■ INSTRUCTIONS FOR THE TASK ■
Write out all the lines again, precisely as they stand, but without the images.

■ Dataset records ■
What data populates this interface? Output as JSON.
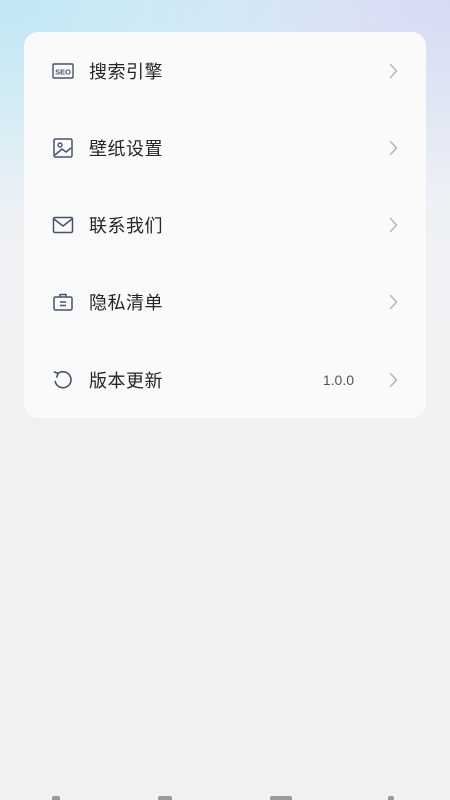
{
  "settings": {
    "items": [
      {
        "label": "搜索引擎",
        "icon": "seo-icon",
        "value": ""
      },
      {
        "label": "壁纸设置",
        "icon": "image-icon",
        "value": ""
      },
      {
        "label": "联系我们",
        "icon": "mail-icon",
        "value": ""
      },
      {
        "label": "隐私清单",
        "icon": "briefcase-icon",
        "value": ""
      },
      {
        "label": "版本更新",
        "icon": "refresh-icon",
        "value": "1.0.0"
      }
    ]
  },
  "icon_text": {
    "seo": "SEO"
  },
  "colors": {
    "icon_stroke": "#44546a",
    "chevron": "#b5b5b5",
    "card_bg": "#fafafa"
  }
}
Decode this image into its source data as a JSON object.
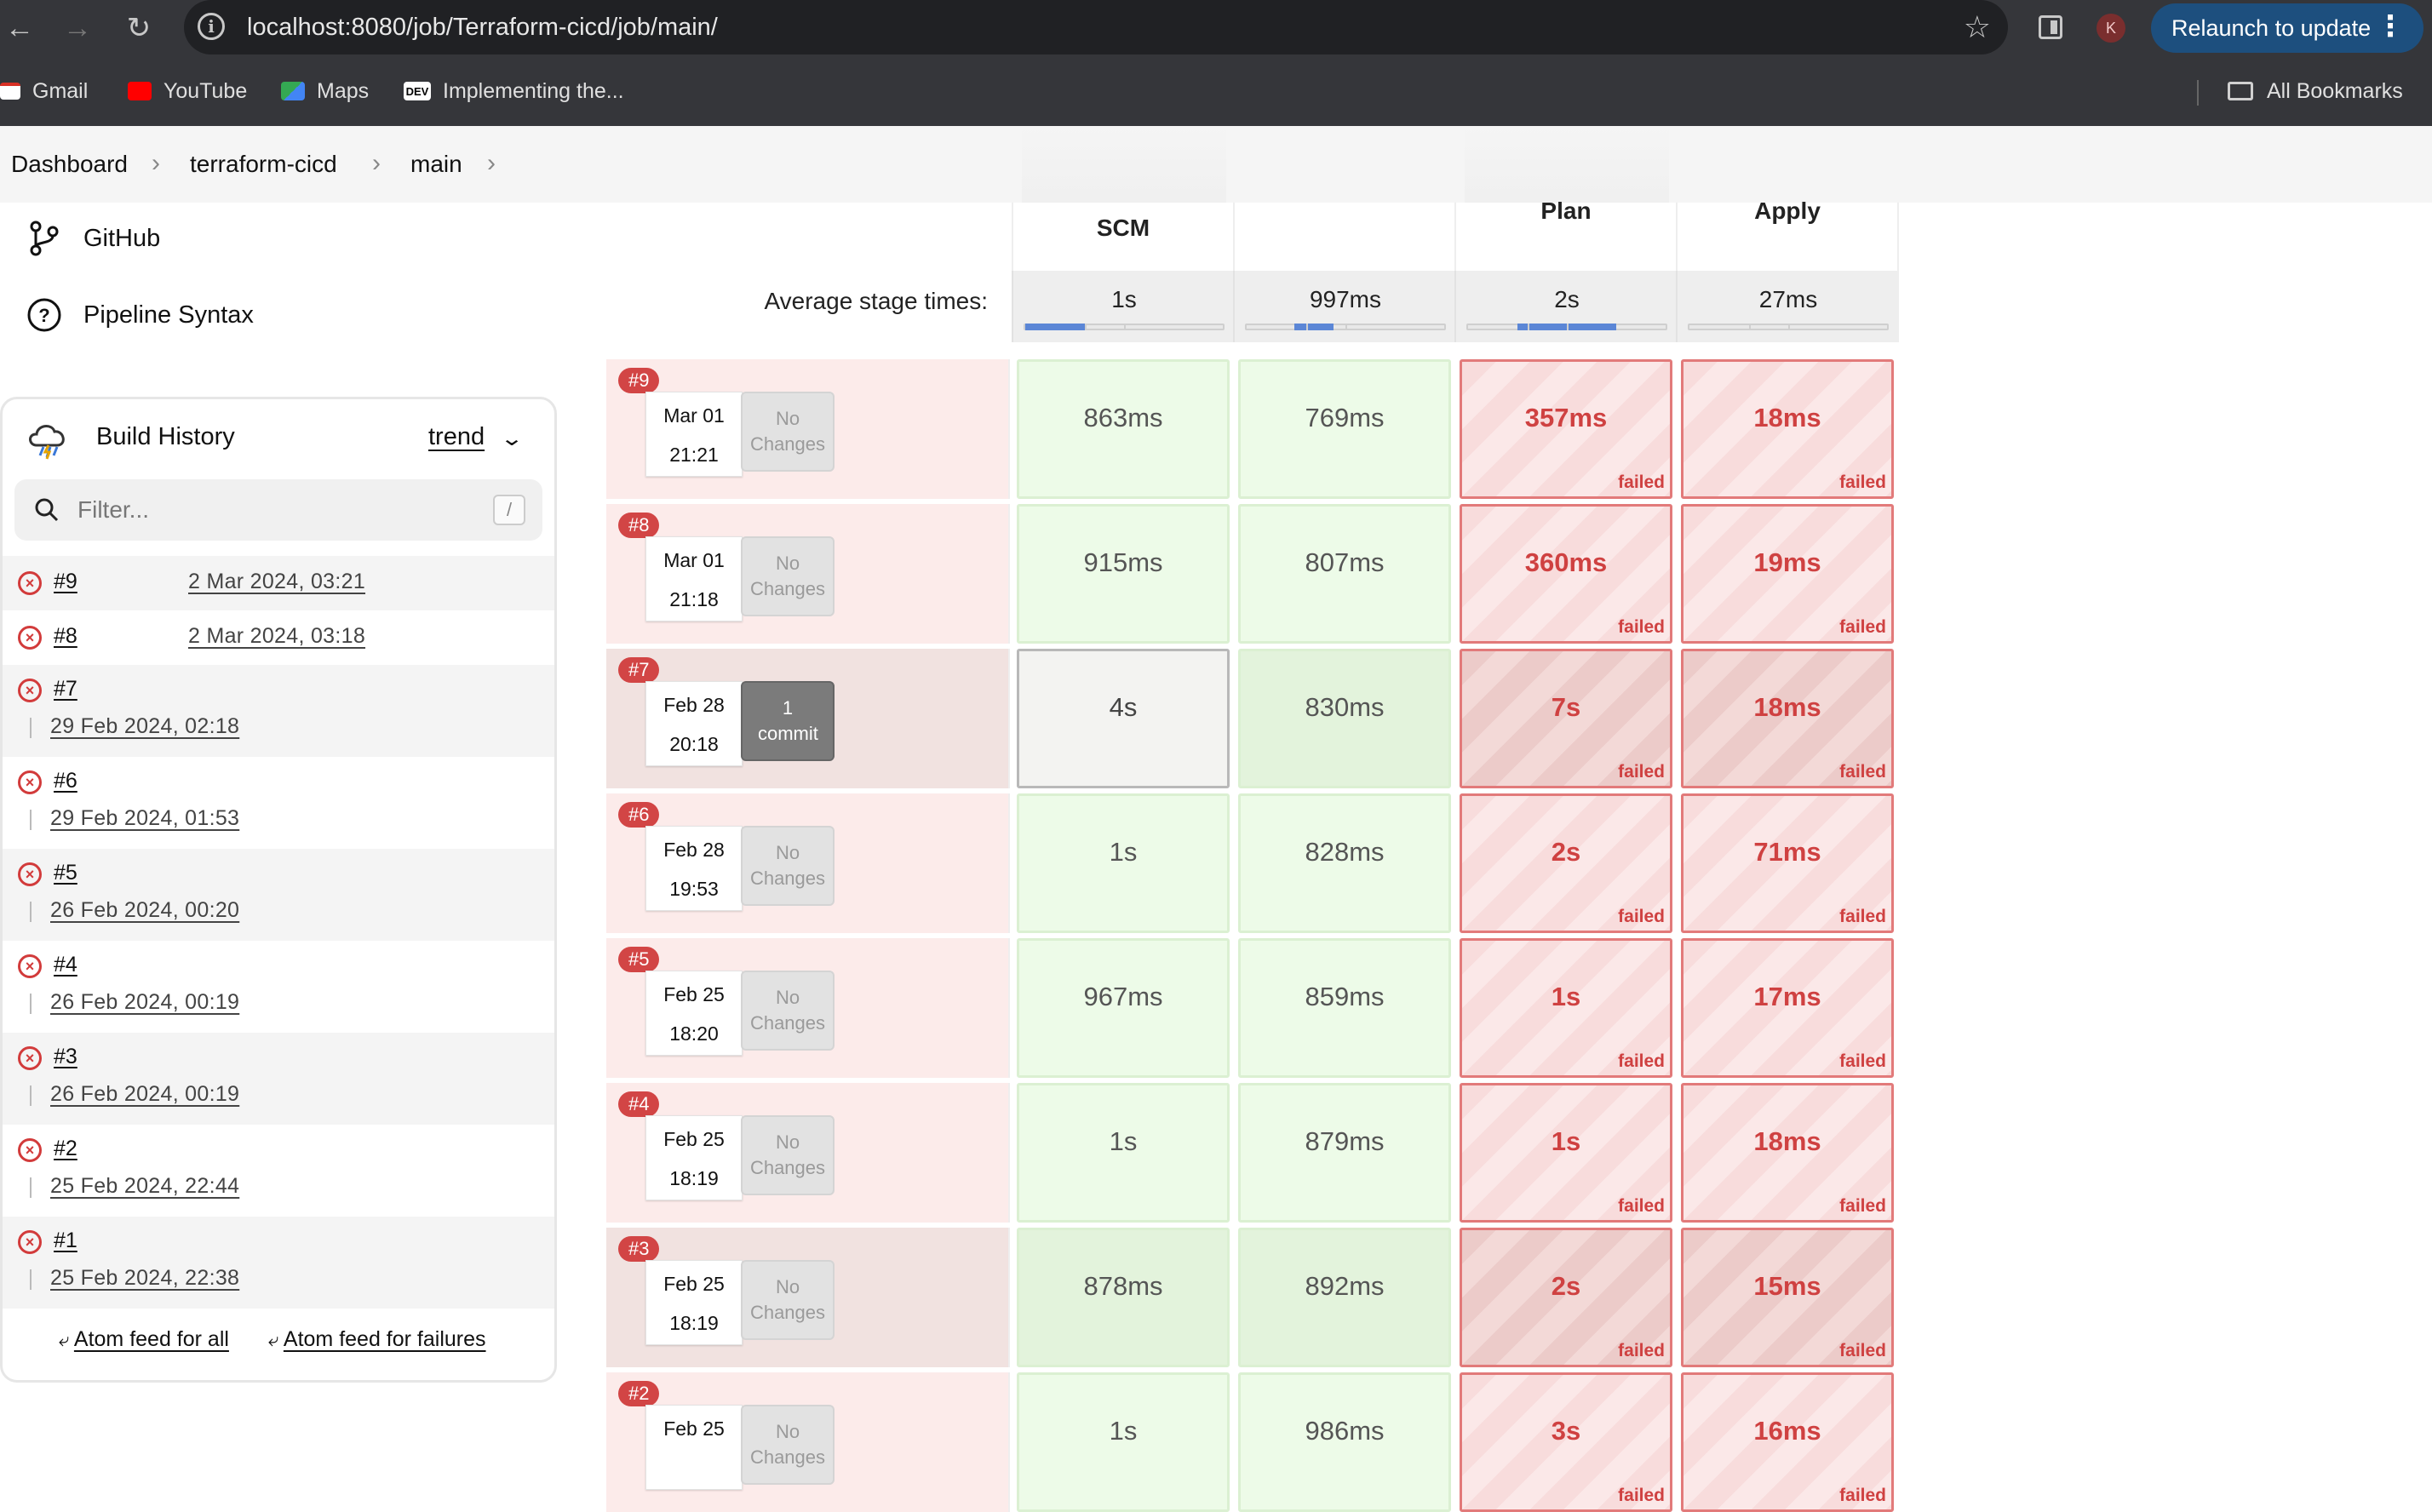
{
  "browser": {
    "url": "localhost:8080/job/Terraform-cicd/job/main/",
    "profile_initial": "K",
    "relaunch_label": "Relaunch to update",
    "bookmarks": [
      {
        "label": "Gmail",
        "icon": "gmail-icon",
        "color": "#d93025"
      },
      {
        "label": "YouTube",
        "icon": "youtube-icon",
        "color": "#ff0000"
      },
      {
        "label": "Maps",
        "icon": "maps-icon",
        "color": "#34a853"
      },
      {
        "label": "Implementing the...",
        "icon": "dev-icon",
        "color": "#000000"
      }
    ],
    "all_bookmarks_label": "All Bookmarks"
  },
  "breadcrumb": [
    "Dashboard",
    "terraform-cicd",
    "main"
  ],
  "side_links": [
    {
      "label": "GitHub",
      "icon": "git-branch-icon"
    },
    {
      "label": "Pipeline Syntax",
      "icon": "help-icon"
    }
  ],
  "build_history": {
    "title": "Build History",
    "trend_label": "trend",
    "filter_placeholder": "Filter...",
    "filter_shortcut": "/",
    "builds": [
      {
        "num": "#9",
        "date": "2 Mar 2024, 03:21",
        "status": "failed"
      },
      {
        "num": "#8",
        "date": "2 Mar 2024, 03:18",
        "status": "failed"
      },
      {
        "num": "#7",
        "date": "29 Feb 2024, 02:18",
        "status": "failed"
      },
      {
        "num": "#6",
        "date": "29 Feb 2024, 01:53",
        "status": "failed"
      },
      {
        "num": "#5",
        "date": "26 Feb 2024, 00:20",
        "status": "failed"
      },
      {
        "num": "#4",
        "date": "26 Feb 2024, 00:19",
        "status": "failed"
      },
      {
        "num": "#3",
        "date": "26 Feb 2024, 00:19",
        "status": "failed"
      },
      {
        "num": "#2",
        "date": "25 Feb 2024, 22:44",
        "status": "failed"
      },
      {
        "num": "#1",
        "date": "25 Feb 2024, 22:38",
        "status": "failed"
      }
    ],
    "atom_all": "Atom feed for all",
    "atom_failures": "Atom feed for failures"
  },
  "stage_view": {
    "stages": [
      "SCM",
      "",
      "Plan",
      "Apply"
    ],
    "avg_label": "Average stage times:",
    "avg_times": [
      "1s",
      "997ms",
      "2s",
      "27ms"
    ],
    "avg_fill_fraction": [
      0.3,
      0.2,
      0.5,
      0.0
    ],
    "failed_label": "failed",
    "runs": [
      {
        "badge": "#9",
        "date": "Mar 01",
        "time": "21:21",
        "changes": "No Changes",
        "times": [
          "863ms",
          "769ms",
          "357ms",
          "18ms"
        ],
        "status": [
          "success",
          "success",
          "failed",
          "failed"
        ]
      },
      {
        "badge": "#8",
        "date": "Mar 01",
        "time": "21:18",
        "changes": "No Changes",
        "times": [
          "915ms",
          "807ms",
          "360ms",
          "19ms"
        ],
        "status": [
          "success",
          "success",
          "failed",
          "failed"
        ]
      },
      {
        "badge": "#7",
        "date": "Feb 28",
        "time": "20:18",
        "changes": "1 commit",
        "times": [
          "4s",
          "830ms",
          "7s",
          "18ms"
        ],
        "status": [
          "success",
          "success",
          "failed",
          "failed"
        ]
      },
      {
        "badge": "#6",
        "date": "Feb 28",
        "time": "19:53",
        "changes": "No Changes",
        "times": [
          "1s",
          "828ms",
          "2s",
          "71ms"
        ],
        "status": [
          "success",
          "success",
          "failed",
          "failed"
        ]
      },
      {
        "badge": "#5",
        "date": "Feb 25",
        "time": "18:20",
        "changes": "No Changes",
        "times": [
          "967ms",
          "859ms",
          "1s",
          "17ms"
        ],
        "status": [
          "success",
          "success",
          "failed",
          "failed"
        ]
      },
      {
        "badge": "#4",
        "date": "Feb 25",
        "time": "18:19",
        "changes": "No Changes",
        "times": [
          "1s",
          "879ms",
          "1s",
          "18ms"
        ],
        "status": [
          "success",
          "success",
          "failed",
          "failed"
        ]
      },
      {
        "badge": "#3",
        "date": "Feb 25",
        "time": "18:19",
        "changes": "No Changes",
        "times": [
          "878ms",
          "892ms",
          "2s",
          "15ms"
        ],
        "status": [
          "success",
          "success",
          "failed",
          "failed"
        ]
      },
      {
        "badge": "#2",
        "date": "Feb 25",
        "time": "",
        "changes": "No Changes",
        "times": [
          "1s",
          "986ms",
          "3s",
          "16ms"
        ],
        "status": [
          "success",
          "success",
          "failed",
          "failed"
        ]
      }
    ]
  }
}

■ SOLUTION TO THIS PROBLEM ■
What data populates this interface? Output as JSON.
{
  "settings": {
    "items": [
      {
        "label": "搜索引擎",
        "icon": "seo-icon",
        "value": ""
      },
      {
        "label": "壁纸设置",
        "icon": "image-icon",
        "value": ""
      },
      {
        "label": "联系我们",
        "icon": "mail-icon",
        "value": ""
      },
      {
        "label": "隐私清单",
        "icon": "briefcase-icon",
        "value": ""
      },
      {
        "label": "版本更新",
        "icon": "refresh-icon",
        "value": "1.0.0"
      }
    ]
  },
  "icon_text": {
    "seo": "SEO"
  },
  "colors": {
    "icon_stroke": "#44546a",
    "chevron": "#b5b5b5",
    "card_bg": "#fafafa"
  }
}
Decode this image into its source data as a JSON object.
{
  "browser": {
    "url": "localhost:8080/job/Terraform-cicd/job/main/",
    "profile_initial": "K",
    "relaunch_label": "Relaunch to update",
    "bookmarks": [
      {
        "label": "Gmail",
        "icon": "gmail-icon",
        "color": "#d93025"
      },
      {
        "label": "YouTube",
        "icon": "youtube-icon",
        "color": "#ff0000"
      },
      {
        "label": "Maps",
        "icon": "maps-icon",
        "color": "#34a853"
      },
      {
        "label": "Implementing the...",
        "icon": "dev-icon",
        "color": "#000000"
      }
    ],
    "all_bookmarks_label": "All Bookmarks"
  },
  "breadcrumb": [
    "Dashboard",
    "terraform-cicd",
    "main"
  ],
  "side_links": [
    {
      "label": "GitHub",
      "icon": "git-branch-icon"
    },
    {
      "label": "Pipeline Syntax",
      "icon": "help-icon"
    }
  ],
  "build_history": {
    "title": "Build History",
    "trend_label": "trend",
    "filter_placeholder": "Filter...",
    "filter_shortcut": "/",
    "builds": [
      {
        "num": "#9",
        "date": "2 Mar 2024, 03:21",
        "status": "failed"
      },
      {
        "num": "#8",
        "date": "2 Mar 2024, 03:18",
        "status": "failed"
      },
      {
        "num": "#7",
        "date": "29 Feb 2024, 02:18",
        "status": "failed"
      },
      {
        "num": "#6",
        "date": "29 Feb 2024, 01:53",
        "status": "failed"
      },
      {
        "num": "#5",
        "date": "26 Feb 2024, 00:20",
        "status": "failed"
      },
      {
        "num": "#4",
        "date": "26 Feb 2024, 00:19",
        "status": "failed"
      },
      {
        "num": "#3",
        "date": "26 Feb 2024, 00:19",
        "status": "failed"
      },
      {
        "num": "#2",
        "date": "25 Feb 2024, 22:44",
        "status": "failed"
      },
      {
        "num": "#1",
        "date": "25 Feb 2024, 22:38",
        "status": "failed"
      }
    ],
    "atom_all": "Atom feed for all",
    "atom_failures": "Atom feed for failures"
  },
  "stage_view": {
    "stages": [
      "SCM",
      "",
      "Plan",
      "Apply"
    ],
    "avg_label": "Average stage times:",
    "avg_times": [
      "1s",
      "997ms",
      "2s",
      "27ms"
    ],
    "avg_fill_fraction": [
      0.3,
      0.2,
      0.5,
      0.0
    ],
    "failed_label": "failed",
    "runs": [
      {
        "badge": "#9",
        "date": "Mar 01",
        "time": "21:21",
        "changes": "No Changes",
        "times": [
          "863ms",
          "769ms",
          "357ms",
          "18ms"
        ],
        "status": [
          "success",
          "success",
          "failed",
          "failed"
        ]
      },
      {
        "badge": "#8",
        "date": "Mar 01",
        "time": "21:18",
        "changes": "No Changes",
        "times": [
          "915ms",
          "807ms",
          "360ms",
          "19ms"
        ],
        "status": [
          "success",
          "success",
          "failed",
          "failed"
        ]
      },
      {
        "badge": "#7",
        "date": "Feb 28",
        "time": "20:18",
        "changes": "1 commit",
        "times": [
          "4s",
          "830ms",
          "7s",
          "18ms"
        ],
        "status": [
          "success",
          "success",
          "failed",
          "failed"
        ]
      },
      {
        "badge": "#6",
        "date": "Feb 28",
        "time": "19:53",
        "changes": "No Changes",
        "times": [
          "1s",
          "828ms",
          "2s",
          "71ms"
        ],
        "status": [
          "success",
          "success",
          "failed",
          "failed"
        ]
      },
      {
        "badge": "#5",
        "date": "Feb 25",
        "time": "18:20",
        "changes": "No Changes",
        "times": [
          "967ms",
          "859ms",
          "1s",
          "17ms"
        ],
        "status": [
          "success",
          "success",
          "failed",
          "failed"
        ]
      },
      {
        "badge": "#4",
        "date": "Feb 25",
        "time": "18:19",
        "changes": "No Changes",
        "times": [
          "1s",
          "879ms",
          "1s",
          "18ms"
        ],
        "status": [
          "success",
          "success",
          "failed",
          "failed"
        ]
      },
      {
        "badge": "#3",
        "date": "Feb 25",
        "time": "18:19",
        "changes": "No Changes",
        "times": [
          "878ms",
          "892ms",
          "2s",
          "15ms"
        ],
        "status": [
          "success",
          "success",
          "failed",
          "failed"
        ]
      },
      {
        "badge": "#2",
        "date": "Feb 25",
        "time": "",
        "changes": "No Changes",
        "times": [
          "1s",
          "986ms",
          "3s",
          "16ms"
        ],
        "status": [
          "success",
          "success",
          "failed",
          "failed"
        ]
      }
    ]
  }
}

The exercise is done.